▶ _Stated problem_
Word for word, restate every line of the material.

▶ _Raw records_
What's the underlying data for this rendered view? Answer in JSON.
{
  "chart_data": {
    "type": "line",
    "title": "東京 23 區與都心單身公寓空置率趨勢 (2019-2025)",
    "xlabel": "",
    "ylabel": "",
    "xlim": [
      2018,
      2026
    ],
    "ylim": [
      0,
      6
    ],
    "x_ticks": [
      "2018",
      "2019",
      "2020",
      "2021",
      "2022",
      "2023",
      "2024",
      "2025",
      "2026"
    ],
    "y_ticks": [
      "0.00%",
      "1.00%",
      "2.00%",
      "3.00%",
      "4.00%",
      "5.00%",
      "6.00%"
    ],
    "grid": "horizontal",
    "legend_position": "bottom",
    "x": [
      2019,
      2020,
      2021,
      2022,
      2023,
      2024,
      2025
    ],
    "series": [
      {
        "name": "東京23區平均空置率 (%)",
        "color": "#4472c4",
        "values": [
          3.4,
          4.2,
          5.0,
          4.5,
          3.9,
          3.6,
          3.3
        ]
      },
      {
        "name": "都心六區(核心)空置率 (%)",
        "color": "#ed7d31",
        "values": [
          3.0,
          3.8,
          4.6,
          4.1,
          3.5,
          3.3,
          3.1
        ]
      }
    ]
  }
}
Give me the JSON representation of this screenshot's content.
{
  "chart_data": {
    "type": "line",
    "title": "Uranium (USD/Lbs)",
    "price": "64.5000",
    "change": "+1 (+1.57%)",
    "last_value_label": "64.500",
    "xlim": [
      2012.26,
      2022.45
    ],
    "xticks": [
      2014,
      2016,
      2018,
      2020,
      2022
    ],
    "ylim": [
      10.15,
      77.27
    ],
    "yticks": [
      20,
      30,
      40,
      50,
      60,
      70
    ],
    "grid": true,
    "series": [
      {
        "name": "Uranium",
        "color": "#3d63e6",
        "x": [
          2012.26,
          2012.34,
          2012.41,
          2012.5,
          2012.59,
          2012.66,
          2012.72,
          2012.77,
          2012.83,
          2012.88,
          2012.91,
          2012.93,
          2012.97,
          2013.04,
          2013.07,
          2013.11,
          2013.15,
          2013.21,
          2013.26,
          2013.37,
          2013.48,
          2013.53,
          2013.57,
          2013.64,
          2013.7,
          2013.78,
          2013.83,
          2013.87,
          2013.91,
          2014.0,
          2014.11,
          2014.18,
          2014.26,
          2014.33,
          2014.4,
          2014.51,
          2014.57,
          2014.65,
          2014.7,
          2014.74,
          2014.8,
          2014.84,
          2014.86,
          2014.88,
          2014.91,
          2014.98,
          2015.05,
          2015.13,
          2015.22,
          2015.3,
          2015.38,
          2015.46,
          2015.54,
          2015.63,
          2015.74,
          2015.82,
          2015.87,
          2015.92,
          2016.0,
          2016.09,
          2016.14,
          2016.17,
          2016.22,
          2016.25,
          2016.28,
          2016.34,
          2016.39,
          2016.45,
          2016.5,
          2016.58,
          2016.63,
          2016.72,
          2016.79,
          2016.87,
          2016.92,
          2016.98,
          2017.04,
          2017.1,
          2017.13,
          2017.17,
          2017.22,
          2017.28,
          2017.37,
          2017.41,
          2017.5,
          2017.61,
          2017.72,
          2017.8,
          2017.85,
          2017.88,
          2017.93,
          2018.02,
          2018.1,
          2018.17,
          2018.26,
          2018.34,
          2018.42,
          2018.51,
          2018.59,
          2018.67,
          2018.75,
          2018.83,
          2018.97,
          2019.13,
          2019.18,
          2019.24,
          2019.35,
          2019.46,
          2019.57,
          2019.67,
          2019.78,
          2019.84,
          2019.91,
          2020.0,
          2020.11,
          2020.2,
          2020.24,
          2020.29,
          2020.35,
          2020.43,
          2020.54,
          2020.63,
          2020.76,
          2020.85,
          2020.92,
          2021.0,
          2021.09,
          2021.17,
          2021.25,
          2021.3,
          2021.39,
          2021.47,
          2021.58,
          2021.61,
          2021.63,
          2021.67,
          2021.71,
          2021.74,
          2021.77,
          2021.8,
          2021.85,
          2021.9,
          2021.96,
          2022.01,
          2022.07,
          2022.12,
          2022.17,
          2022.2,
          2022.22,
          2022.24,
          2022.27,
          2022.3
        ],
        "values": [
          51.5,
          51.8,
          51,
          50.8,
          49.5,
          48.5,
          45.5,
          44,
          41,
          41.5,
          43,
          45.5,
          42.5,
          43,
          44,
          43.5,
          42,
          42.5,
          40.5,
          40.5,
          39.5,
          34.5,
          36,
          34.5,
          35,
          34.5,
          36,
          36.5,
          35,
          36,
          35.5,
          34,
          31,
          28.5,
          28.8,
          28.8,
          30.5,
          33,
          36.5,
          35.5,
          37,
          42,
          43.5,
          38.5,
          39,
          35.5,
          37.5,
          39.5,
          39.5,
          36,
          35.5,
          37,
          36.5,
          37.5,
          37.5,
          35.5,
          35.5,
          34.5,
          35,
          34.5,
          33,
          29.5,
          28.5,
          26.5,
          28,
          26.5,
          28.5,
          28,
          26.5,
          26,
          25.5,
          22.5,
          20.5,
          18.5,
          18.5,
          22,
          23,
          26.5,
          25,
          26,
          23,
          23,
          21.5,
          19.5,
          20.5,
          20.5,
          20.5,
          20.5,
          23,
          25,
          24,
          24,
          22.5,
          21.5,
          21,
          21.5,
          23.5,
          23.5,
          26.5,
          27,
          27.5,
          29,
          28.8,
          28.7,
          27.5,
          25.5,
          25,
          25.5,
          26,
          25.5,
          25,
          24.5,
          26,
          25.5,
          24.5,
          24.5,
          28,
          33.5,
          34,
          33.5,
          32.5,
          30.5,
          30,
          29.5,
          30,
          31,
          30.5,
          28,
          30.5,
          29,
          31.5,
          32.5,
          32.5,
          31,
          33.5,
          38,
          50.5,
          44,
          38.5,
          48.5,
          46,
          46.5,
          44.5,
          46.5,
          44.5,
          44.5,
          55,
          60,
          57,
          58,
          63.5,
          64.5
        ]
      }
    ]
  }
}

▶ _Solution for this exercise_
What's the underlying data for this rendered view? Answer in JSON.
{
  "chart_data": {
    "type": "line",
    "title": "東京 23 區與都心單身公寓空置率趨勢 (2019-2025)",
    "xlabel": "",
    "ylabel": "",
    "xlim": [
      2018,
      2026
    ],
    "ylim": [
      0,
      6
    ],
    "x_ticks": [
      "2018",
      "2019",
      "2020",
      "2021",
      "2022",
      "2023",
      "2024",
      "2025",
      "2026"
    ],
    "y_ticks": [
      "0.00%",
      "1.00%",
      "2.00%",
      "3.00%",
      "4.00%",
      "5.00%",
      "6.00%"
    ],
    "grid": "horizontal",
    "legend_position": "bottom",
    "x": [
      2019,
      2020,
      2021,
      2022,
      2023,
      2024,
      2025
    ],
    "series": [
      {
        "name": "東京23區平均空置率 (%)",
        "color": "#4472c4",
        "values": [
          3.4,
          4.2,
          5.0,
          4.5,
          3.9,
          3.6,
          3.3
        ]
      },
      {
        "name": "都心六區(核心)空置率 (%)",
        "color": "#ed7d31",
        "values": [
          3.0,
          3.8,
          4.6,
          4.1,
          3.5,
          3.3,
          3.1
        ]
      }
    ]
  }
}
Give me the JSON representation of this screenshot's content.
{
  "chart_data": {
    "type": "line",
    "title": "Uranium (USD/Lbs)",
    "price": "64.5000",
    "change": "+1 (+1.57%)",
    "last_value_label": "64.500",
    "xlim": [
      2012.26,
      2022.45
    ],
    "xticks": [
      2014,
      2016,
      2018,
      2020,
      2022
    ],
    "ylim": [
      10.15,
      77.27
    ],
    "yticks": [
      20,
      30,
      40,
      50,
      60,
      70
    ],
    "grid": true,
    "series": [
      {
        "name": "Uranium",
        "color": "#3d63e6",
        "x": [
          2012.26,
          2012.34,
          2012.41,
          2012.5,
          2012.59,
          2012.66,
          2012.72,
          2012.77,
          2012.83,
          2012.88,
          2012.91,
          2012.93,
          2012.97,
          2013.04,
          2013.07,
          2013.11,
          2013.15,
          2013.21,
          2013.26,
          2013.37,
          2013.48,
          2013.53,
          2013.57,
          2013.64,
          2013.7,
          2013.78,
          2013.83,
          2013.87,
          2013.91,
          2014.0,
          2014.11,
          2014.18,
          2014.26,
          2014.33,
          2014.4,
          2014.51,
          2014.57,
          2014.65,
          2014.7,
          2014.74,
          2014.8,
          2014.84,
          2014.86,
          2014.88,
          2014.91,
          2014.98,
          2015.05,
          2015.13,
          2015.22,
          2015.3,
          2015.38,
          2015.46,
          2015.54,
          2015.63,
          2015.74,
          2015.82,
          2015.87,
          2015.92,
          2016.0,
          2016.09,
          2016.14,
          2016.17,
          2016.22,
          2016.25,
          2016.28,
          2016.34,
          2016.39,
          2016.45,
          2016.5,
          2016.58,
          2016.63,
          2016.72,
          2016.79,
          2016.87,
          2016.92,
          2016.98,
          2017.04,
          2017.1,
          2017.13,
          2017.17,
          2017.22,
          2017.28,
          2017.37,
          2017.41,
          2017.5,
          2017.61,
          2017.72,
          2017.8,
          2017.85,
          2017.88,
          2017.93,
          2018.02,
          2018.1,
          2018.17,
          2018.26,
          2018.34,
          2018.42,
          2018.51,
          2018.59,
          2018.67,
          2018.75,
          2018.83,
          2018.97,
          2019.13,
          2019.18,
          2019.24,
          2019.35,
          2019.46,
          2019.57,
          2019.67,
          2019.78,
          2019.84,
          2019.91,
          2020.0,
          2020.11,
          2020.2,
          2020.24,
          2020.29,
          2020.35,
          2020.43,
          2020.54,
          2020.63,
          2020.76,
          2020.85,
          2020.92,
          2021.0,
          2021.09,
          2021.17,
          2021.25,
          2021.3,
          2021.39,
          2021.47,
          2021.58,
          2021.61,
          2021.63,
          2021.67,
          2021.71,
          2021.74,
          2021.77,
          2021.8,
          2021.85,
          2021.9,
          2021.96,
          2022.01,
          2022.07,
          2022.12,
          2022.17,
          2022.2,
          2022.22,
          2022.24,
          2022.27,
          2022.3
        ],
        "values": [
          51.5,
          51.8,
          51,
          50.8,
          49.5,
          48.5,
          45.5,
          44,
          41,
          41.5,
          43,
          45.5,
          42.5,
          43,
          44,
          43.5,
          42,
          42.5,
          40.5,
          40.5,
          39.5,
          34.5,
          36,
          34.5,
          35,
          34.5,
          36,
          36.5,
          35,
          36,
          35.5,
          34,
          31,
          28.5,
          28.8,
          28.8,
          30.5,
          33,
          36.5,
          35.5,
          37,
          42,
          43.5,
          38.5,
          39,
          35.5,
          37.5,
          39.5,
          39.5,
          36,
          35.5,
          37,
          36.5,
          37.5,
          37.5,
          35.5,
          35.5,
          34.5,
          35,
          34.5,
          33,
          29.5,
          28.5,
          26.5,
          28,
          26.5,
          28.5,
          28,
          26.5,
          26,
          25.5,
          22.5,
          20.5,
          18.5,
          18.5,
          22,
          23,
          26.5,
          25,
          26,
          23,
          23,
          21.5,
          19.5,
          20.5,
          20.5,
          20.5,
          20.5,
          23,
          25,
          24,
          24,
          22.5,
          21.5,
          21,
          21.5,
          23.5,
          23.5,
          26.5,
          27,
          27.5,
          29,
          28.8,
          28.7,
          27.5,
          25.5,
          25,
          25.5,
          26,
          25.5,
          25,
          24.5,
          26,
          25.5,
          24.5,
          24.5,
          28,
          33.5,
          34,
          33.5,
          32.5,
          30.5,
          30,
          29.5,
          30,
          31,
          30.5,
          28,
          30.5,
          29,
          31.5,
          32.5,
          32.5,
          31,
          33.5,
          38,
          50.5,
          44,
          38.5,
          48.5,
          46,
          46.5,
          44.5,
          46.5,
          44.5,
          44.5,
          55,
          60,
          57,
          58,
          63.5,
          64.5
        ]
      }
    ]
  }
}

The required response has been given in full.